## What this task involves
Repeat every entry word for word, skipping the pictures.

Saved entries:
— BEGIN —

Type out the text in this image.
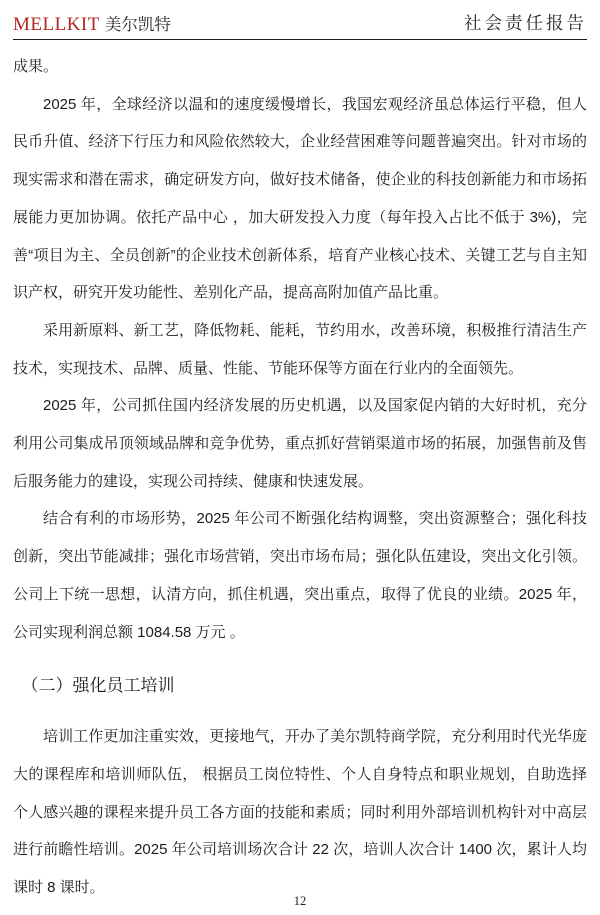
MELLKIT 美尔凯特	社会责任报告

成果。

2025 年，全球经济以温和的速度缓慢增长，我国宏观经济虽总体运行平稳，但人民币升值、经济下行压力和风险依然较大，企业经营困难等问题普遍突出。针对市场的现实需求和潜在需求，确定研发方向，做好技术储备，使企业的科技创新能力和市场拓展能力更加协调。依托产品中心 ，加大研发投入力度（每年投入占比不低于 3%)，完善“项目为主、全员创新”的企业技术创新体系，培育产业核心技术、关键工艺与自主知识产权，研究开发功能性、差别化产品，提高高附加值产品比重。

采用新原料、新工艺，降低物耗、能耗，节约用水，改善环境，积极推行清洁生产技术，实现技术、品牌、质量、性能、节能环保等方面在行业内的全面领先。

2025 年，公司抓住国内经济发展的历史机遇，以及国家促内销的大好时机，充分利用公司集成吊顶领域品牌和竞争优势，重点抓好营销渠道市场的拓展，加强售前及售后服务能力的建设，实现公司持续、健康和快速发展。

结合有利的市场形势，2025 年公司不断强化结构调整，突出资源整合；强化科技创新，突出节能减排；强化市场营销，突出市场布局；强化队伍建设，突出文化引领。公司上下统一思想，认清方向，抓住机遇，突出重点，取得了优良的业绩。2025 年，公司实现利润总额 1084.58 万元 。

（二）强化员工培训

培训工作更加注重实效，更接地气，开办了美尔凯特商学院，充分利用时代光华庞大的课程库和培训师队伍， 根据员工岗位特性、个人自身特点和职业规划，自助选择个人感兴趣的课程来提升员工各方面的技能和素质；同时利用外部培训机构针对中高层进行前瞻性培训。2025 年公司培训场次合计 22 次，培训人次合计 1400 次，累计人均课时 8 课时。

12
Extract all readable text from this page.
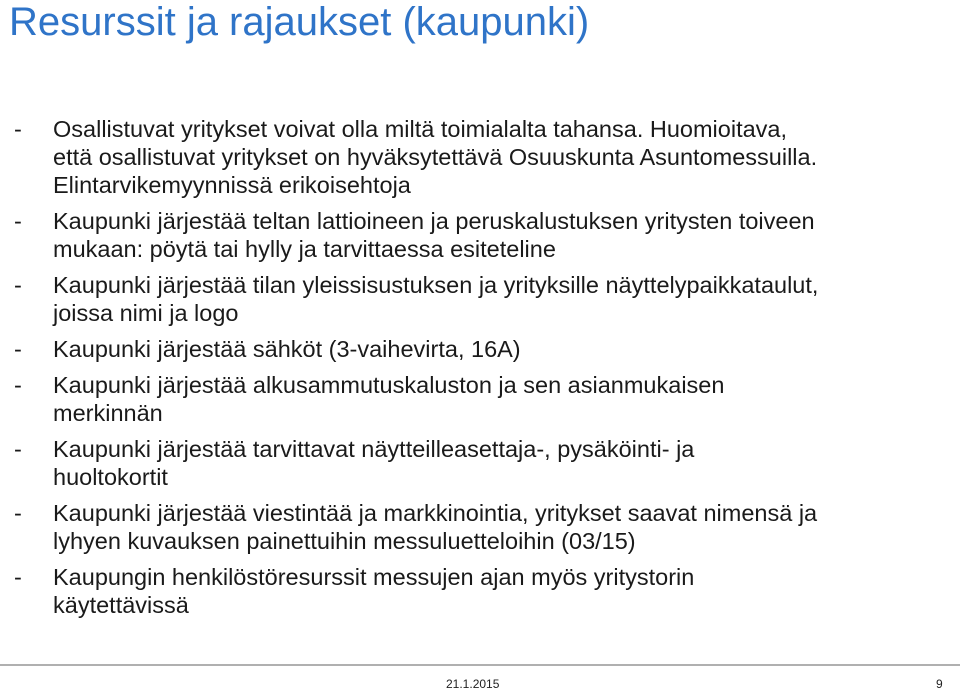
Resurssit ja rajaukset (kaupunki)
- Osallistuvat yritykset voivat olla miltä toimialalta tahansa. Huomioitava,
että osallistuvat yritykset on hyväksytettävä Osuuskunta Asuntomessuilla.
Elintarvikemyynnissä erikoisehtoja
- Kaupunki järjestää teltan lattioineen ja peruskalustuksen yritysten toiveen
mukaan: pöytä tai hylly ja tarvittaessa esiteteline
- Kaupunki järjestää tilan yleissisustuksen ja yrityksille näyttelypaikkataulut,
joissa nimi ja logo
- Kaupunki järjestää sähköt (3-vaihevirta, 16A)
- Kaupunki järjestää alkusammutuskaluston ja sen asianmukaisen
merkinnän
- Kaupunki järjestää tarvittavat näytteilleasettaja-, pysäköinti- ja
huoltokortit
- Kaupunki järjestää viestintää ja markkinointia, yritykset saavat nimensä ja
lyhyen kuvauksen painettuihin messuluetteloihin (03/15)
- Kaupungin henkilöstöresurssit messujen ajan myös yritystorin
käytettävissä
21.1.2015	9
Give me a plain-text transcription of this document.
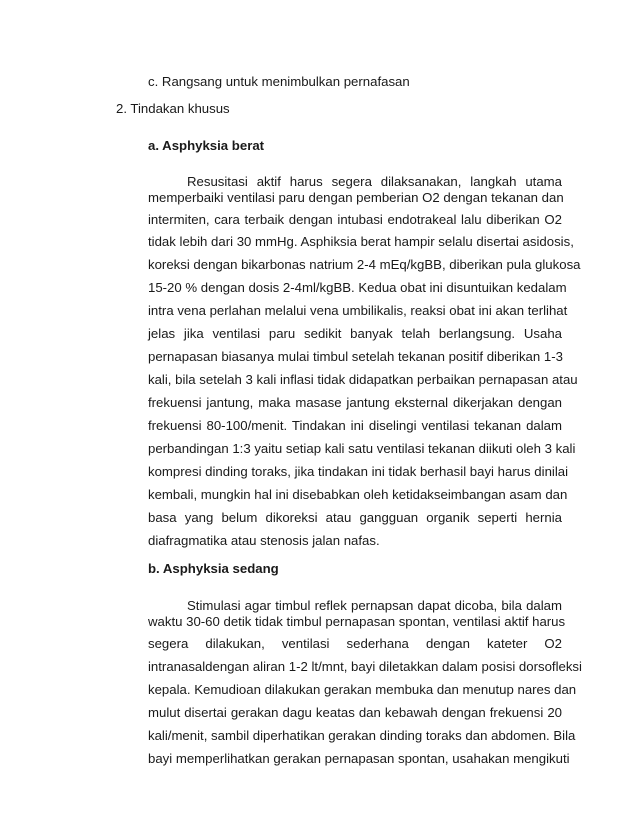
c. Rangsang untuk menimbulkan pernafasan

2. Tindakan khusus

a. Asphyksia berat

Resusitasi aktif harus segera dilaksanakan, langkah utama
memperbaiki ventilasi paru dengan pemberian O2 dengan tekanan dan
intermiten, cara terbaik dengan intubasi endotrakeal lalu diberikan O2
tidak lebih dari 30 mmHg. Asphiksia berat hampir selalu disertai asidosis,
koreksi dengan bikarbonas natrium 2-4 mEq/kgBB, diberikan pula glukosa
15-20 % dengan dosis 2-4ml/kgBB. Kedua obat ini disuntuikan kedalam
intra vena perlahan melalui vena umbilikalis, reaksi obat ini akan terlihat
jelas jika ventilasi paru sedikit banyak telah berlangsung. Usaha
pernapasan biasanya mulai timbul setelah tekanan positif diberikan 1-3
kali, bila setelah 3 kali inflasi tidak didapatkan perbaikan pernapasan atau
frekuensi jantung, maka masase jantung eksternal dikerjakan dengan
frekuensi 80-100/menit. Tindakan ini diselingi ventilasi tekanan dalam
perbandingan 1:3 yaitu setiap kali satu ventilasi tekanan diikuti oleh 3 kali
kompresi dinding toraks, jika tindakan ini tidak berhasil bayi harus dinilai
kembali, mungkin hal ini disebabkan oleh ketidakseimbangan asam dan
basa yang belum dikoreksi atau gangguan organik seperti hernia
diafragmatika atau stenosis jalan nafas.

b. Asphyksia sedang

Stimulasi agar timbul reflek pernapsan dapat dicoba, bila dalam
waktu 30-60 detik tidak timbul pernapasan spontan, ventilasi aktif harus
segera dilakukan, ventilasi sederhana dengan kateter O2
intranasaldengan aliran 1-2 lt/mnt, bayi diletakkan dalam posisi dorsofleksi
kepala. Kemudioan dilakukan gerakan membuka dan menutup nares dan
mulut disertai gerakan dagu keatas dan kebawah dengan frekuensi 20
kali/menit, sambil diperhatikan gerakan dinding toraks dan abdomen. Bila
bayi memperlihatkan gerakan pernapasan spontan, usahakan mengikuti
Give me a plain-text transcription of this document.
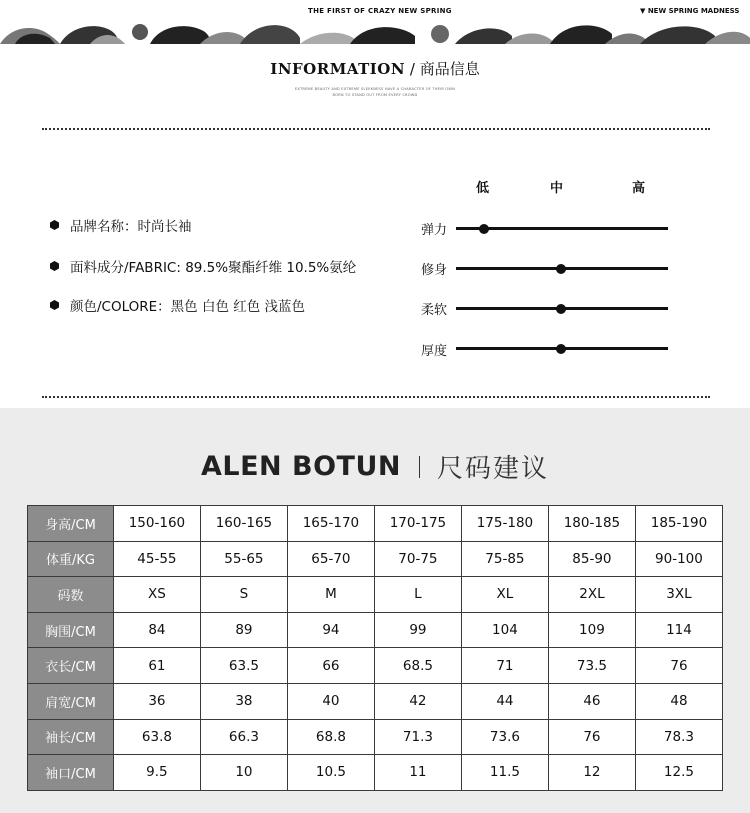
THE FIRST OF CRAZY NEW SPRING	▼ NEW SPRING MADNESS
INFORMATION / 商品信息
EXTREME BEAUTY AND EXTREME SLEEKNESS HAVE A CHARACTER OF THEIR OWN
BORN TO STAND OUT FROM EVERY CROWD
品牌名称：时尚长袖
面料成分/FABRIC: 89.5%聚酯纤维 10.5%氨纶
颜色/COLORE：黑色 白色 红色 浅蓝色
低	中	高
弹力
修身
柔软
厚度
ALEN BOTUN 尺码建议
身高/CM	150-160	160-165	165-170	170-175	175-180	180-185	185-190
体重/KG	45-55	55-65	65-70	70-75	75-85	85-90	90-100
码数	XS	S	M	L	XL	2XL	3XL
胸围/CM	84	89	94	99	104	109	114
衣长/CM	61	63.5	66	68.5	71	73.5	76
肩宽/CM	36	38	40	42	44	46	48
袖长/CM	63.8	66.3	68.8	71.3	73.6	76	78.3
袖口/CM	9.5	10	10.5	11	11.5	12	12.5
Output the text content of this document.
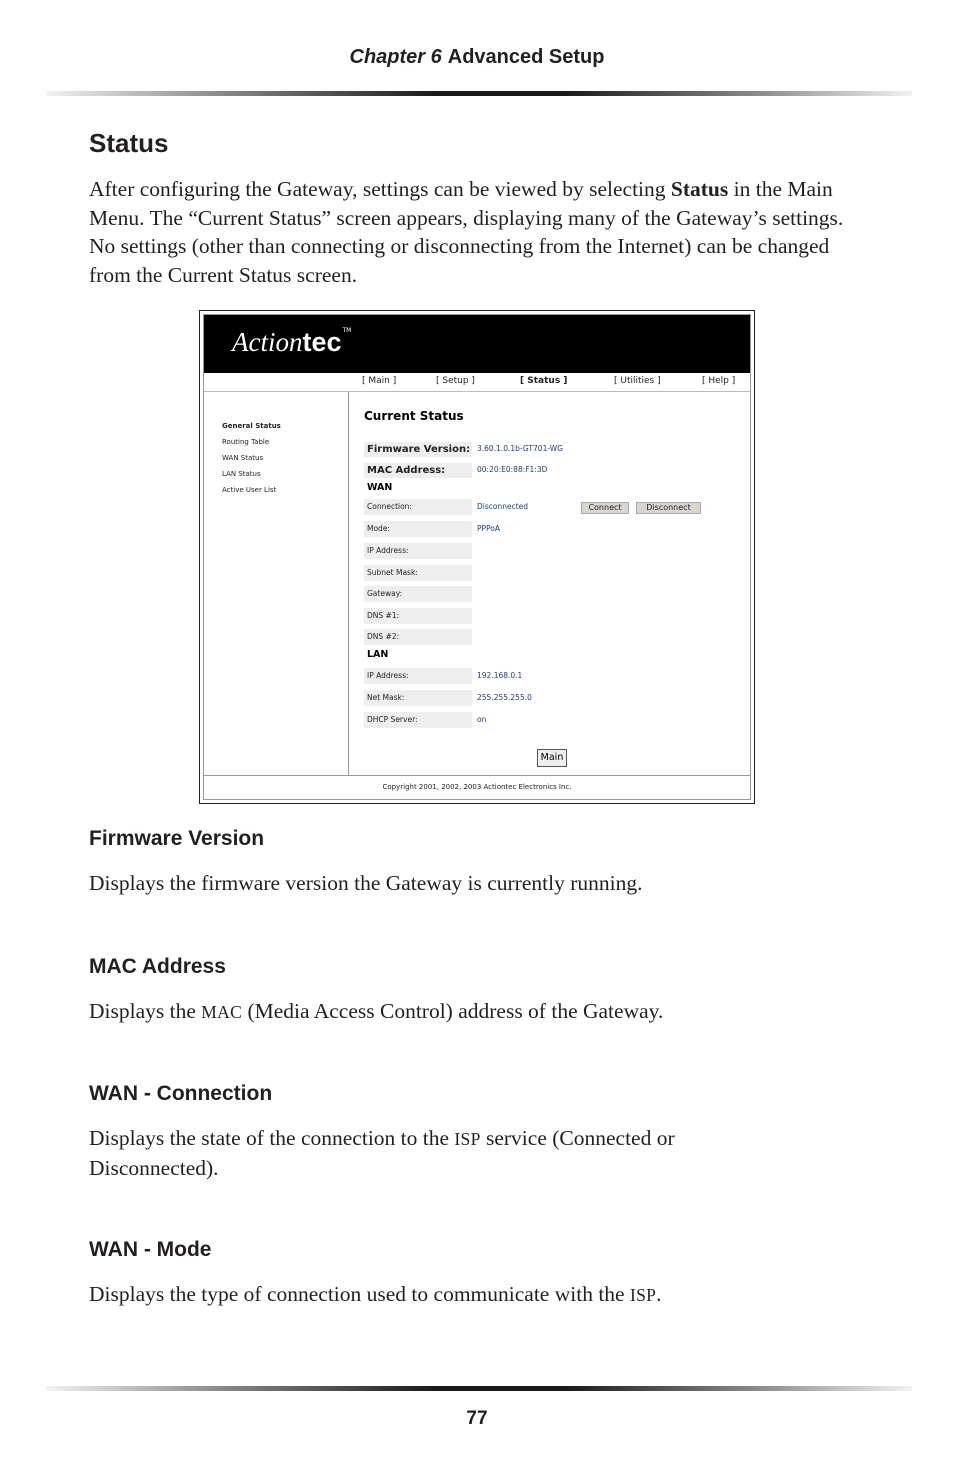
Chapter 6 Advanced Setup
Status

After configuring the Gateway, settings can be viewed by selecting Status in the Main Menu. The “Current Status” screen appears, displaying many of the Gateway’s settings. No settings (other than connecting or disconnecting from the Internet) can be changed from the Current Status screen.

Actiontec™
[ Main ]	[ Setup ]	[ Status ]	[ Utilities ]	[ Help ]
General Status
Routing Table
WAN Status
LAN Status
Active User List
Current Status
Firmware Version: 3.60.1.0.1b-GT701-WG
MAC Address:	00:20:E0:88:F1:3D
WAN
Connection:	Disconnected	Connect	Disconnect
Mode:	PPPoA
IP Address:
Subnet Mask:
Gateway:
DNS #1:
DNS #2:
LAN
IP Address:	192.168.0.1
Net Mask:	255.255.255.0
DHCP Server:	on
Main
Copyright 2001, 2002, 2003 Actiontec Electronics Inc.
Firmware Version

Displays the firmware version the Gateway is currently running.

MAC Address

Displays the MAC (Media Access Control) address of the Gateway.

WAN - Connection

Displays the state of the connection to the ISP service (Connected or Disconnected).

WAN - Mode

Displays the type of connection used to communicate with the ISP.

77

— END —

## Solution to this task
Type out the text in this image.
MELLKIT 美尔凯特	社会责任报告

成果。

2025 年，全球经济以温和的速度缓慢增长，我国宏观经济虽总体运行平稳，但人民币升值、经济下行压力和风险依然较大，企业经营困难等问题普遍突出。针对市场的现实需求和潜在需求，确定研发方向，做好技术储备，使企业的科技创新能力和市场拓展能力更加协调。依托产品中心 ，加大研发投入力度（每年投入占比不低于 3%)，完善“项目为主、全员创新”的企业技术创新体系，培育产业核心技术、关键工艺与自主知识产权，研究开发功能性、差别化产品，提高高附加值产品比重。

采用新原料、新工艺，降低物耗、能耗，节约用水，改善环境，积极推行清洁生产技术，实现技术、品牌、质量、性能、节能环保等方面在行业内的全面领先。

2025 年，公司抓住国内经济发展的历史机遇，以及国家促内销的大好时机，充分利用公司集成吊顶领域品牌和竞争优势，重点抓好营销渠道市场的拓展，加强售前及售后服务能力的建设，实现公司持续、健康和快速发展。

结合有利的市场形势，2025 年公司不断强化结构调整，突出资源整合；强化科技创新，突出节能减排；强化市场营销，突出市场布局；强化队伍建设，突出文化引领。公司上下统一思想，认清方向，抓住机遇，突出重点，取得了优良的业绩。2025 年，公司实现利润总额 1084.58 万元 。

（二）强化员工培训

培训工作更加注重实效，更接地气，开办了美尔凯特商学院，充分利用时代光华庞大的课程库和培训师队伍， 根据员工岗位特性、个人自身特点和职业规划，自助选择个人感兴趣的课程来提升员工各方面的技能和素质；同时利用外部培训机构针对中高层进行前瞻性培训。2025 年公司培训场次合计 22 次，培训人次合计 1400 次，累计人均课时 8 课时。

12
Extract all readable text from this page.
Resurssit ja rajaukset (kaupunki)
- Osallistuvat yritykset voivat olla miltä toimialalta tahansa. Huomioitava,
että osallistuvat yritykset on hyväksytettävä Osuuskunta Asuntomessuilla.
Elintarvikemyynnissä erikoisehtoja
- Kaupunki järjestää teltan lattioineen ja peruskalustuksen yritysten toiveen
mukaan: pöytä tai hylly ja tarvittaessa esiteteline
- Kaupunki järjestää tilan yleissisustuksen ja yrityksille näyttelypaikkataulut,
joissa nimi ja logo
- Kaupunki järjestää sähköt (3-vaihevirta, 16A)
- Kaupunki järjestää alkusammutuskaluston ja sen asianmukaisen
merkinnän
- Kaupunki järjestää tarvittavat näytteilleasettaja-, pysäköinti- ja
huoltokortit
- Kaupunki järjestää viestintää ja markkinointia, yritykset saavat nimensä ja
lyhyen kuvauksen painettuihin messuluetteloihin (03/15)
- Kaupungin henkilöstöresurssit messujen ajan myös yritystorin
käytettävissä
21.1.2015	9
Give me a plain-text transcription of this document.
c. Rangsang untuk menimbulkan pernafasan

2. Tindakan khusus

a. Asphyksia berat

Resusitasi aktif harus segera dilaksanakan, langkah utama
memperbaiki ventilasi paru dengan pemberian O2 dengan tekanan dan
intermiten, cara terbaik dengan intubasi endotrakeal lalu diberikan O2
tidak lebih dari 30 mmHg. Asphiksia berat hampir selalu disertai asidosis,
koreksi dengan bikarbonas natrium 2-4 mEq/kgBB, diberikan pula glukosa
15-20 % dengan dosis 2-4ml/kgBB. Kedua obat ini disuntuikan kedalam
intra vena perlahan melalui vena umbilikalis, reaksi obat ini akan terlihat
jelas jika ventilasi paru sedikit banyak telah berlangsung. Usaha
pernapasan biasanya mulai timbul setelah tekanan positif diberikan 1-3
kali, bila setelah 3 kali inflasi tidak didapatkan perbaikan pernapasan atau
frekuensi jantung, maka masase jantung eksternal dikerjakan dengan
frekuensi 80-100/menit. Tindakan ini diselingi ventilasi tekanan dalam
perbandingan 1:3 yaitu setiap kali satu ventilasi tekanan diikuti oleh 3 kali
kompresi dinding toraks, jika tindakan ini tidak berhasil bayi harus dinilai
kembali, mungkin hal ini disebabkan oleh ketidakseimbangan asam dan
basa yang belum dikoreksi atau gangguan organik seperti hernia
diafragmatika atau stenosis jalan nafas.

b. Asphyksia sedang

Stimulasi agar timbul reflek pernapsan dapat dicoba, bila dalam
waktu 30-60 detik tidak timbul pernapasan spontan, ventilasi aktif harus
segera dilakukan, ventilasi sederhana dengan kateter O2
intranasaldengan aliran 1-2 lt/mnt, bayi diletakkan dalam posisi dorsofleksi
kepala. Kemudioan dilakukan gerakan membuka dan menutup nares dan
mulut disertai gerakan dagu keatas dan kebawah dengan frekuensi 20
kali/menit, sambil diperhatikan gerakan dinding toraks dan abdomen. Bila
bayi memperlihatkan gerakan pernapasan spontan, usahakan mengikuti
Give me a plain-text transcription of this document.
THE FIRST OF CRAZY NEW SPRING	▼ NEW SPRING MADNESS
INFORMATION / 商品信息
EXTREME BEAUTY AND EXTREME SLEEKNESS HAVE A CHARACTER OF THEIR OWN
BORN TO STAND OUT FROM EVERY CROWD
品牌名称：时尚长袖
面料成分/FABRIC: 89.5%聚酯纤维 10.5%氨纶
颜色/COLORE：黑色 白色 红色 浅蓝色
低	中	高
弹力
修身
柔软
厚度
ALEN BOTUN 尺码建议
身高/CM	150-160	160-165	165-170	170-175	175-180	180-185	185-190
体重/KG	45-55	55-65	65-70	70-75	75-85	85-90	90-100
码数	XS	S	M	L	XL	2XL	3XL
胸围/CM	84	89	94	99	104	109	114
衣长/CM	61	63.5	66	68.5	71	73.5	76
肩宽/CM	36	38	40	42	44	46	48
袖长/CM	63.8	66.3	68.8	71.3	73.6	76	78.3
袖口/CM	9.5	10	10.5	11	11.5	12	12.5
Output the text content of this document.
Chapter 6 Advanced Setup
Status

After configuring the Gateway, settings can be viewed by selecting Status in the Main Menu. The “Current Status” screen appears, displaying many of the Gateway’s settings. No settings (other than connecting or disconnecting from the Internet) can be changed from the Current Status screen.

Actiontec™
[ Main ]	[ Setup ]	[ Status ]	[ Utilities ]	[ Help ]
General Status
Routing Table
WAN Status
LAN Status
Active User List
Current Status
Firmware Version: 3.60.1.0.1b-GT701-WG
MAC Address:	00:20:E0:88:F1:3D
WAN
Connection:	Disconnected	Connect	Disconnect
Mode:	PPPoA
IP Address:
Subnet Mask:
Gateway:
DNS #1:
DNS #2:
LAN
IP Address:	192.168.0.1
Net Mask:	255.255.255.0
DHCP Server:	on
Main
Copyright 2001, 2002, 2003 Actiontec Electronics Inc.
Firmware Version

Displays the firmware version the Gateway is currently running.

MAC Address

Displays the MAC (Media Access Control) address of the Gateway.

WAN - Connection

Displays the state of the connection to the ISP service (Connected or Disconnected).

WAN - Mode

Displays the type of connection used to communicate with the ISP.

77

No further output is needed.